>> Begin

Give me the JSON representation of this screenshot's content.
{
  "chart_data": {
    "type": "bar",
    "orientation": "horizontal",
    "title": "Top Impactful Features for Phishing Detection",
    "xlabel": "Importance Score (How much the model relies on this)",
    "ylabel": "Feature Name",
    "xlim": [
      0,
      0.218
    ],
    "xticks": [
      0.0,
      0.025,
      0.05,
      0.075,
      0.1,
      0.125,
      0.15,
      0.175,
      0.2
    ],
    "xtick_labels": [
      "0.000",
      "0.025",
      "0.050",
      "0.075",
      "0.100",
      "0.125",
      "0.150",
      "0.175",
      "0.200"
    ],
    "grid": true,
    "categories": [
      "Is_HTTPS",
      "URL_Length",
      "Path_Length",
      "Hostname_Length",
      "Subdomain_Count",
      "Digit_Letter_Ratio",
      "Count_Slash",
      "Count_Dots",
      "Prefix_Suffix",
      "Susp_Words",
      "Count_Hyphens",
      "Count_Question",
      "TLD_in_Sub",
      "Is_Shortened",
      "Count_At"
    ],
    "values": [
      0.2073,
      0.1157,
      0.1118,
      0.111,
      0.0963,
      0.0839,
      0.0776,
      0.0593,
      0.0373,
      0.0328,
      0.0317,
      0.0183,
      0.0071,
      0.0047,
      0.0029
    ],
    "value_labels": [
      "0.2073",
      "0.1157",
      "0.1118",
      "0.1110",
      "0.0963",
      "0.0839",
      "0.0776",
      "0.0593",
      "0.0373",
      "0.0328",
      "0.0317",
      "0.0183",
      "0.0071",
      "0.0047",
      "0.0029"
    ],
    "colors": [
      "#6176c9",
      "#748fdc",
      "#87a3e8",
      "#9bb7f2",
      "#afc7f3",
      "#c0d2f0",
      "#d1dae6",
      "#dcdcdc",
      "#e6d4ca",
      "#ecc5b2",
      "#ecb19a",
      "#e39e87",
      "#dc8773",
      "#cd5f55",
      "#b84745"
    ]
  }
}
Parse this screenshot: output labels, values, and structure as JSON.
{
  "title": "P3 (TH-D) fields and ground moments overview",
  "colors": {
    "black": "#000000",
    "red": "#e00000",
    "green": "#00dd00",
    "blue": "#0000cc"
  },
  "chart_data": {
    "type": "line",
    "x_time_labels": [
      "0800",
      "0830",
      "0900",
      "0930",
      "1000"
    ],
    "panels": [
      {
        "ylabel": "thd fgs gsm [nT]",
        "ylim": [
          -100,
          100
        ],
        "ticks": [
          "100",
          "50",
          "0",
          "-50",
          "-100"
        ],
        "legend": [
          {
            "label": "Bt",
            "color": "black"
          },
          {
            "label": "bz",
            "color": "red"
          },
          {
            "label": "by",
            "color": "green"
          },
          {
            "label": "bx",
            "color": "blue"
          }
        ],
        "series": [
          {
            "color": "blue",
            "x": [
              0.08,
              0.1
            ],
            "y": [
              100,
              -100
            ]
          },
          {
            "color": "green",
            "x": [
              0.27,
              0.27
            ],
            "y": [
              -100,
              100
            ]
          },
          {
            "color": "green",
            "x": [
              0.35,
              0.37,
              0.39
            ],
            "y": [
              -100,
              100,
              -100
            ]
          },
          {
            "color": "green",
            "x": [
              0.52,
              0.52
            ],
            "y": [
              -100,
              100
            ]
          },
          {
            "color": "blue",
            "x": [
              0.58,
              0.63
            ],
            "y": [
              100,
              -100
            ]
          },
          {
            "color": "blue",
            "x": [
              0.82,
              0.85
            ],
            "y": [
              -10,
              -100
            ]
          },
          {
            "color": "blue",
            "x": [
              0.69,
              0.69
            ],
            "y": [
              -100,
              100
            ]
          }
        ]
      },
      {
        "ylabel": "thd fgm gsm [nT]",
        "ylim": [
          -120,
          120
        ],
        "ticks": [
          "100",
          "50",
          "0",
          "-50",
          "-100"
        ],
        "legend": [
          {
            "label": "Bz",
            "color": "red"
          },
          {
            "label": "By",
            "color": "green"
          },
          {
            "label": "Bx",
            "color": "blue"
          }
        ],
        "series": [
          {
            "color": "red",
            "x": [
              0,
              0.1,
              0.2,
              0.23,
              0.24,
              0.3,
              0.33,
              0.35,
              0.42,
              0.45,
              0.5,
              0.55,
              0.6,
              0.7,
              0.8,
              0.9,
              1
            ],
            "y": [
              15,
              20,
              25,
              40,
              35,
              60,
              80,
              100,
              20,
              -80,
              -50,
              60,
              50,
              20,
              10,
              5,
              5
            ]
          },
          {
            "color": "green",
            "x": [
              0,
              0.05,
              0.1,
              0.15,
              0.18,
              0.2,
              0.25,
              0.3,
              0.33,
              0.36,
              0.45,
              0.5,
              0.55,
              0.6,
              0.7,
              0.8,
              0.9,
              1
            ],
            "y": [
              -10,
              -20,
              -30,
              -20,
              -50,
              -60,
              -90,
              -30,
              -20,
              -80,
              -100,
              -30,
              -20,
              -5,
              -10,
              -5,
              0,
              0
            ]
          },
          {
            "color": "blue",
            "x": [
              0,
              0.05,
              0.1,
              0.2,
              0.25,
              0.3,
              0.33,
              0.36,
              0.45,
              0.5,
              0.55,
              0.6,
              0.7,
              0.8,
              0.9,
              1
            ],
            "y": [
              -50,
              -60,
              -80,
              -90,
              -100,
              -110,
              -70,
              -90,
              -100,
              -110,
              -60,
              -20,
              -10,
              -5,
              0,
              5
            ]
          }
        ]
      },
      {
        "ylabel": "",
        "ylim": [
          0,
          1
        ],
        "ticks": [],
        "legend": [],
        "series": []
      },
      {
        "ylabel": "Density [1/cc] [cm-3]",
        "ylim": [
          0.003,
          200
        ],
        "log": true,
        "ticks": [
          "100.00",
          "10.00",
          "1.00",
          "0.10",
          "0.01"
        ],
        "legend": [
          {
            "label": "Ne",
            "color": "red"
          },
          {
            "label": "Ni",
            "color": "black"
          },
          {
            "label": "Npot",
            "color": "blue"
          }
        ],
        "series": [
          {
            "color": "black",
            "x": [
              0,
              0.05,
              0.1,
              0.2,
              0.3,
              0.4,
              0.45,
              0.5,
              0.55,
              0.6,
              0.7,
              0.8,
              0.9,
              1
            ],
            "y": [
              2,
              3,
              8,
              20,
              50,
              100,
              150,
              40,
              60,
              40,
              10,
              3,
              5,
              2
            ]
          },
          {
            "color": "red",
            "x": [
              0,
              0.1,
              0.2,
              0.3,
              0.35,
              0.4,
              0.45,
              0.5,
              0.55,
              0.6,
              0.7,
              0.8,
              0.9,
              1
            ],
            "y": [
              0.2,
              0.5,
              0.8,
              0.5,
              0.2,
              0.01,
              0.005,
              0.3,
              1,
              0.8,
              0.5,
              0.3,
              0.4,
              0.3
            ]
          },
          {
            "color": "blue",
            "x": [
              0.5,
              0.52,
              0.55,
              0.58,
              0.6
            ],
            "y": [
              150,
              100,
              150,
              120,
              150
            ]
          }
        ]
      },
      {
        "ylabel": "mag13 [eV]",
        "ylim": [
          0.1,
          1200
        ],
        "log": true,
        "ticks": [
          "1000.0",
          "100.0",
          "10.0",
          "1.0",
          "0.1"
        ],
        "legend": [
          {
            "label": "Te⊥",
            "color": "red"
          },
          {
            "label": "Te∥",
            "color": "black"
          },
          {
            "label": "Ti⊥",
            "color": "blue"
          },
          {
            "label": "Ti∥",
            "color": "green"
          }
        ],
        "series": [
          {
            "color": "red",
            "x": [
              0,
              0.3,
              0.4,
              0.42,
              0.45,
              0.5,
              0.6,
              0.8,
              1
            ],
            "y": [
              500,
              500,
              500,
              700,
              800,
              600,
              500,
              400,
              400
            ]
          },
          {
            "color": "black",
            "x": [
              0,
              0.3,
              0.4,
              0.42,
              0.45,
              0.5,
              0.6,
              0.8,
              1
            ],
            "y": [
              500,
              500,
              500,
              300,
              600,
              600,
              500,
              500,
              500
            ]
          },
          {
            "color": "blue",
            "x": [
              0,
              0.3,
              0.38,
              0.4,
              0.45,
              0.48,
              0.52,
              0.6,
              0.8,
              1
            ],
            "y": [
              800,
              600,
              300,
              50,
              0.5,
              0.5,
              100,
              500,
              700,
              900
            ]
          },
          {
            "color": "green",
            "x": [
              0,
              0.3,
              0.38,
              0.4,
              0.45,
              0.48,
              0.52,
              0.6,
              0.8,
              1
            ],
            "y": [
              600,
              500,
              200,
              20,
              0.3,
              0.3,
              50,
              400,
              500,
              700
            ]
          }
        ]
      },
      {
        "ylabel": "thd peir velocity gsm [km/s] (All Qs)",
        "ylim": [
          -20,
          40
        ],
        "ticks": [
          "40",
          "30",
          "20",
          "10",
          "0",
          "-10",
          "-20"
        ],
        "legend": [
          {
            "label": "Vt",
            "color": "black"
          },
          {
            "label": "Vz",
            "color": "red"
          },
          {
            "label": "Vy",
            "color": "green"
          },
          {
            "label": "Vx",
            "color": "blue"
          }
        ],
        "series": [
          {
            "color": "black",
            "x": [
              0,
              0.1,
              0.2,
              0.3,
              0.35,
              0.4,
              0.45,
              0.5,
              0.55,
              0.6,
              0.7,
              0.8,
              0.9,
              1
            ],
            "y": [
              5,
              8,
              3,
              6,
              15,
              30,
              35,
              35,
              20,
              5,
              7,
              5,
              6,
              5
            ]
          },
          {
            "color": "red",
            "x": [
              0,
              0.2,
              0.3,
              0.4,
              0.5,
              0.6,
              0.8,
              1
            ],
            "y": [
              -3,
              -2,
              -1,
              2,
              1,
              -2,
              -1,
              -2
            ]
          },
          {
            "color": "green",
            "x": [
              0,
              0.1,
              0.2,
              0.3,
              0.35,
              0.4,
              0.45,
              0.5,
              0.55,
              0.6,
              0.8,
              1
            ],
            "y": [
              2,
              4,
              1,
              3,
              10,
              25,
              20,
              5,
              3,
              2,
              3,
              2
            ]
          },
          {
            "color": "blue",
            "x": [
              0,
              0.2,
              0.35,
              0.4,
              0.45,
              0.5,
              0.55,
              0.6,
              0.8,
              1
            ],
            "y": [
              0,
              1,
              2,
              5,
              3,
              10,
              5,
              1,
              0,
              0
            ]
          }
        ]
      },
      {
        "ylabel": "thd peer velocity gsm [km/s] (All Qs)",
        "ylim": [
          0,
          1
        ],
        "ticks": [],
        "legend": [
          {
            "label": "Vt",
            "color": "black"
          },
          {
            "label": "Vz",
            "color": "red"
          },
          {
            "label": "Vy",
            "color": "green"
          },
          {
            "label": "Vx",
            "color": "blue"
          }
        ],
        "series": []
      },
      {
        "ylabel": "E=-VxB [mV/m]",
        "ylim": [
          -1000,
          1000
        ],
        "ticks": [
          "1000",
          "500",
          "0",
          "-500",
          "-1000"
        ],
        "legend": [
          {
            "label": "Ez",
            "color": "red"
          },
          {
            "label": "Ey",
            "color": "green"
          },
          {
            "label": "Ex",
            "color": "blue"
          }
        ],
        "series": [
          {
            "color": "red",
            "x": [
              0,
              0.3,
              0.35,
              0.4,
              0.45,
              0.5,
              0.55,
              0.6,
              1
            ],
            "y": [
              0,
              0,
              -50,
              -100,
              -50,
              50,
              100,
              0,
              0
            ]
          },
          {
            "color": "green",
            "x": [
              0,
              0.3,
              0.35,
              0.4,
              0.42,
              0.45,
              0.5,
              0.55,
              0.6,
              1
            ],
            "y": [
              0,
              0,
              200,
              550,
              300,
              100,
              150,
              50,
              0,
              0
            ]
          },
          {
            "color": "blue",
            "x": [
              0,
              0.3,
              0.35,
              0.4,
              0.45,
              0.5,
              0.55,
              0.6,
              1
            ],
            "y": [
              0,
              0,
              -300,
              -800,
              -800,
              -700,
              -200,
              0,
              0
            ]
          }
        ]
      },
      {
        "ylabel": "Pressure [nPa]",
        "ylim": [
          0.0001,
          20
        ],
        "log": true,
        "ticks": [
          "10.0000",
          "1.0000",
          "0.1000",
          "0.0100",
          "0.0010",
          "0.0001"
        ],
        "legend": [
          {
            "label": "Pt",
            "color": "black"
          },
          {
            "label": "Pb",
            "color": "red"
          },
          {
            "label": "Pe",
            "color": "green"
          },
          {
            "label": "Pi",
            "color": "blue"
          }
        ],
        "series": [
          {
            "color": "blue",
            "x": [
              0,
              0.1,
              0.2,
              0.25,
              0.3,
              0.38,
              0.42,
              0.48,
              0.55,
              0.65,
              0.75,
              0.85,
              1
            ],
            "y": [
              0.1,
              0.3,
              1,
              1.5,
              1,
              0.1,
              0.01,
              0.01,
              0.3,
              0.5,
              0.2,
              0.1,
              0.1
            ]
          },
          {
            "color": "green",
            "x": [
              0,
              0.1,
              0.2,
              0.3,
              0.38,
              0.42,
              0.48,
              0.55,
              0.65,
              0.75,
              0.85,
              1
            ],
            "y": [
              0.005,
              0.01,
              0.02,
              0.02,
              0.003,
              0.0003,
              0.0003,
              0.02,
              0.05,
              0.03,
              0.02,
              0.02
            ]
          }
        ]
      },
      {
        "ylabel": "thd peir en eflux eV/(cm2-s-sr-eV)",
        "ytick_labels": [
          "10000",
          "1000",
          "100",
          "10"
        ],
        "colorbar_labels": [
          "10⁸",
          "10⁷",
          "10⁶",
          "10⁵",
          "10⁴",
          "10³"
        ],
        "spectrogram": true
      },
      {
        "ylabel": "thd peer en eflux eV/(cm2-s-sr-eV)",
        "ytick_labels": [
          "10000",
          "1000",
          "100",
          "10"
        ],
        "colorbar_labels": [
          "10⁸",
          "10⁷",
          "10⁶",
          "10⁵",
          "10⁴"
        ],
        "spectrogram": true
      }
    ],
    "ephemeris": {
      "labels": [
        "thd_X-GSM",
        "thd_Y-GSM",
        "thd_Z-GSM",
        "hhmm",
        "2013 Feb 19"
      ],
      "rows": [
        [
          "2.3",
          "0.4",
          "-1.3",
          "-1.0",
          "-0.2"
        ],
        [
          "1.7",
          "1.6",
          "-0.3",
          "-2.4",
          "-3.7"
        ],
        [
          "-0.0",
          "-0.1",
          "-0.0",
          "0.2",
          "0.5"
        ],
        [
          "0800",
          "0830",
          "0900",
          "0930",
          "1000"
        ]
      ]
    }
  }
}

>> End

Exercise aim: Count the lines in the records above that contain the word "peer", and reply with only that number.

Answer to this exercise: 2